Tarea escrita A: Ordena como lista numerada los registros que van desde la línea que contiene "point-label-a: a — [120, 97, 135, 112]" hasta la que contiene "stone-black-plain — [48, 71, 70, 93]", ambas incluidas, sin incluir líneas en blanco.
■ ■ ■ ■ ■
Vía Festival de Sitges por 08 de octubre de 2011
Nada permanece igual indefinidamente. Todo cambia, en parte por ello se dice que las apariencias engañan. Ejemplo, a simple vista podría parecer que Sitges es una población pacífica, silenciosa, amante incondicional de la calma y otros tesoros en peligro de extinción. Seguramente así es, pero nada es para siempre, y al menos, tenemos constancia que desde ayer, este encantador pueblo del Garraf se ha transformado, entregándose por completo a esa pasión medio-culpable que siente hacia el séptimo arte. Donde antes había calles semi-desiertas, ahora hay avenidas por las que circula gente con camisetas en las que se pueden reconocer fácilmente varios mitos del celuloide. Donde antes habían anuncios de compañías telefónicas, ahora hay inmensos carteles de películas que van a poder verse a lo largo de los próximos días. Ha habido una metamorfosis.

Un proceso con el que está muy familiarizado uno de los personajes más legendarios de la historia del cine. El retrato robot nos hablaría de un hombre que ronda los dos metros de altura, con dientes afilados como cuchillas, con ingentes cantidades de baba espumosa saliéndole de la boca, y con suficiente pelo en el cuerpo como para no pasar frío ni el Ártico. Eso sí, la mayoría de estas características sólo se dan cuando la luna llena resplandece en el cielo. Bingo, hablamos del hombre lobo, que ya tiene en su haber casi ochenta años de idilio con la gran pantalla. Felices bodas de roble, pues, y larga vida a los novios. A lo largo esta relación, no han sido pocos las cinematografías que se han acercado a este mito, y la nuestra no iba a ser la excepción. Para más información, consultar en cualquier buscador el nombre "Paul Naschy".
■ ■ ■ ■ ■
Tarea escrita B:
Responde según el fragmento sobre el festival de Sitges:
(i) ¿Qué pueblo del Garraf se ha transformado desde ayer?
(ii) ¿Cuántos años de idilio con la gran pantalla lleva el hombre lobo?
(iii) ¿Qué nombre se sugiere consultar en cualquier buscador?

Registros extraídos:
■ ■ ■ ■ ■
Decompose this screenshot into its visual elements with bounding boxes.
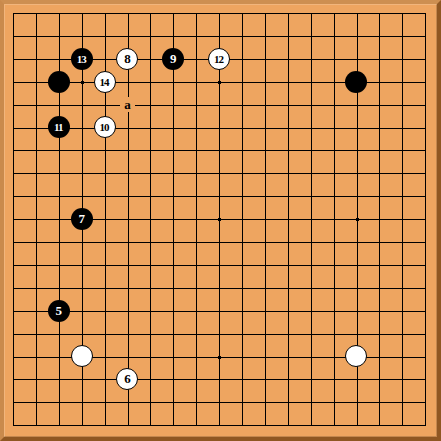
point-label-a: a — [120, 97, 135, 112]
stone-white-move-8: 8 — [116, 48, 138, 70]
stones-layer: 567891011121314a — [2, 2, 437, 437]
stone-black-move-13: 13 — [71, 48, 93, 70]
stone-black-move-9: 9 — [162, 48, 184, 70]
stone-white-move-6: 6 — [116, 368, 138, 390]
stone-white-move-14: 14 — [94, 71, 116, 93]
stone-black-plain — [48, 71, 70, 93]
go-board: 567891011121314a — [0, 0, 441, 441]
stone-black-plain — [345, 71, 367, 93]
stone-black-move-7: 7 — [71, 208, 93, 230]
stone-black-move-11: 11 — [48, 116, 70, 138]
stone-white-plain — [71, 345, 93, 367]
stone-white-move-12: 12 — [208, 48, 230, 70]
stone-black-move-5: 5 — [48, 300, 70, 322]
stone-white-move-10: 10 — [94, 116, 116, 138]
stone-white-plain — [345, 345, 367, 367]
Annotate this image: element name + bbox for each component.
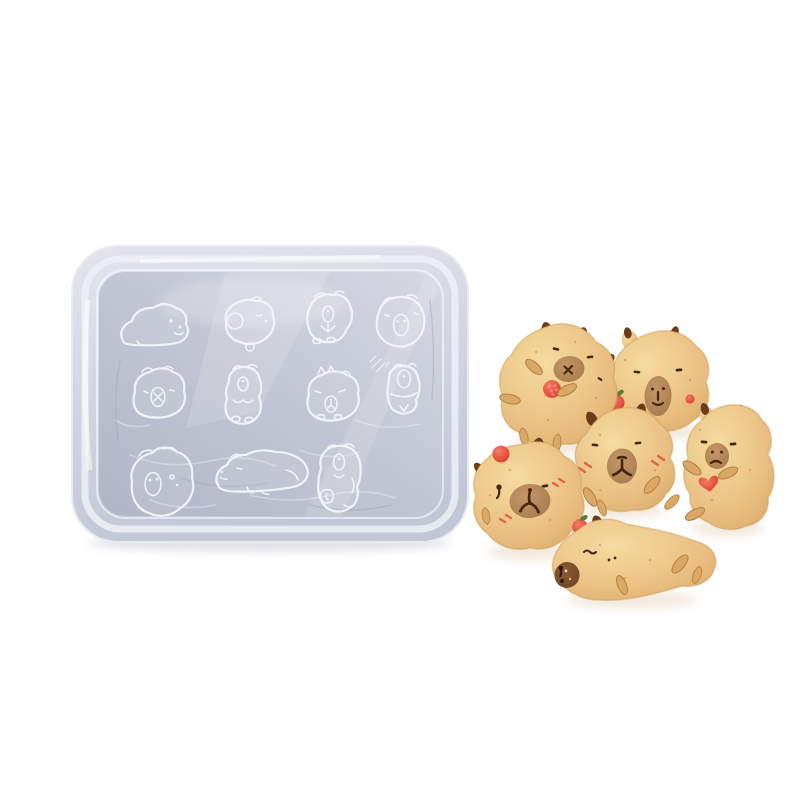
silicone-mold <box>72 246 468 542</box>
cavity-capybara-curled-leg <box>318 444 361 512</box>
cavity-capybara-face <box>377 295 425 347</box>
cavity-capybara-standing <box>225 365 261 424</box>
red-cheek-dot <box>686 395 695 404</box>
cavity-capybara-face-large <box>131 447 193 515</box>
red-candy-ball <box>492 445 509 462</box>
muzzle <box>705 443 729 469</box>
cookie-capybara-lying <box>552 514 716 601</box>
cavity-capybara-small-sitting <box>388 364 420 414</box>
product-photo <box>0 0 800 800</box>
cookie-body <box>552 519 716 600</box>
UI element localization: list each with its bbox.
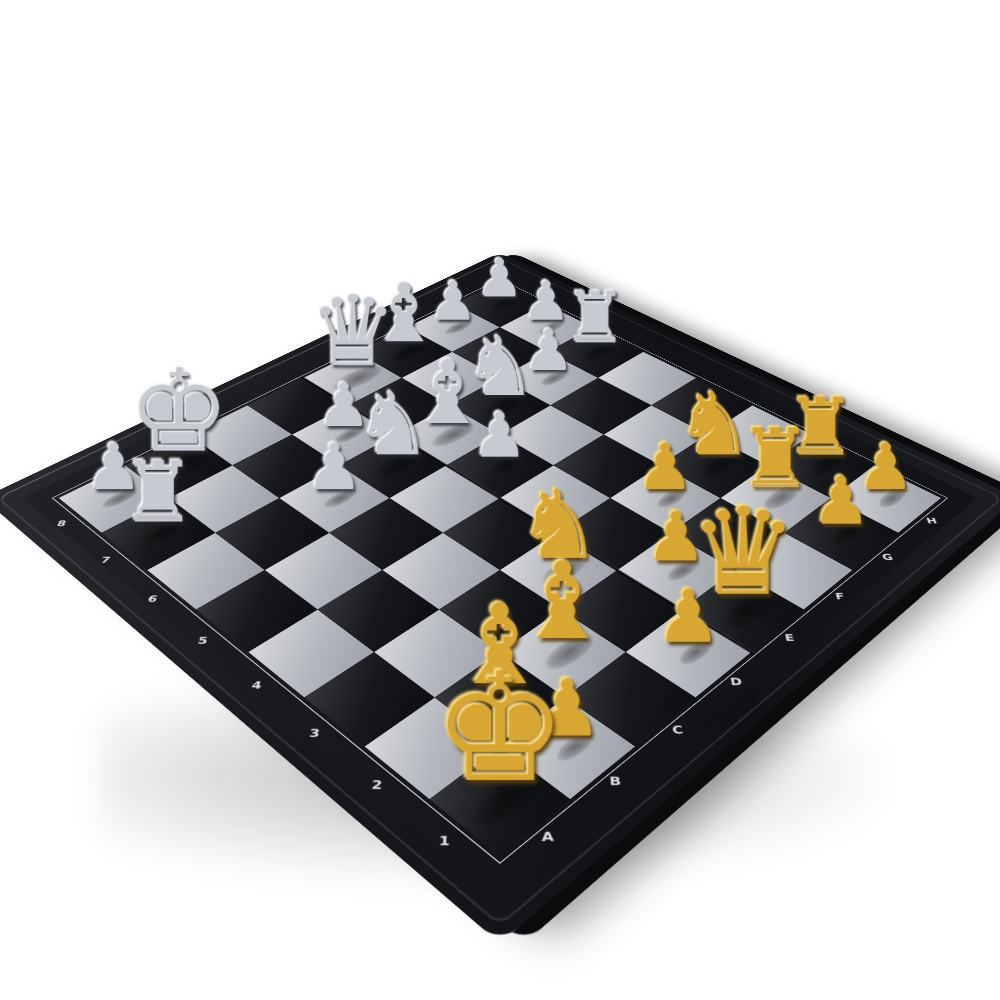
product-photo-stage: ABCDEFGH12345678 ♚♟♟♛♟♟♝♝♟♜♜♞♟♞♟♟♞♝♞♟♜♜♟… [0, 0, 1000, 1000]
■ ■ ■ ■ ■
Resultado A:
1. point-label-a: a — [120, 97, 135, 112]
2. stone-white-move-8: 8 — [116, 48, 138, 70]
3. stones-layer: 567891011121314a — [2, 2, 437, 437]
4. stone-black-move-13: 13 — [71, 48, 93, 70]
5. stone-black-move-9: 9 — [162, 48, 184, 70]
6. stone-white-move-6: 6 — [116, 368, 138, 390]
7. stone-white-move-14: 14 — [94, 71, 116, 93]
8. stone-black-plain — [48, 71, 70, 93]

Resultado B:
(i) Sitges.
(ii) Casi ochenta años.
(iii) "Paul Naschy".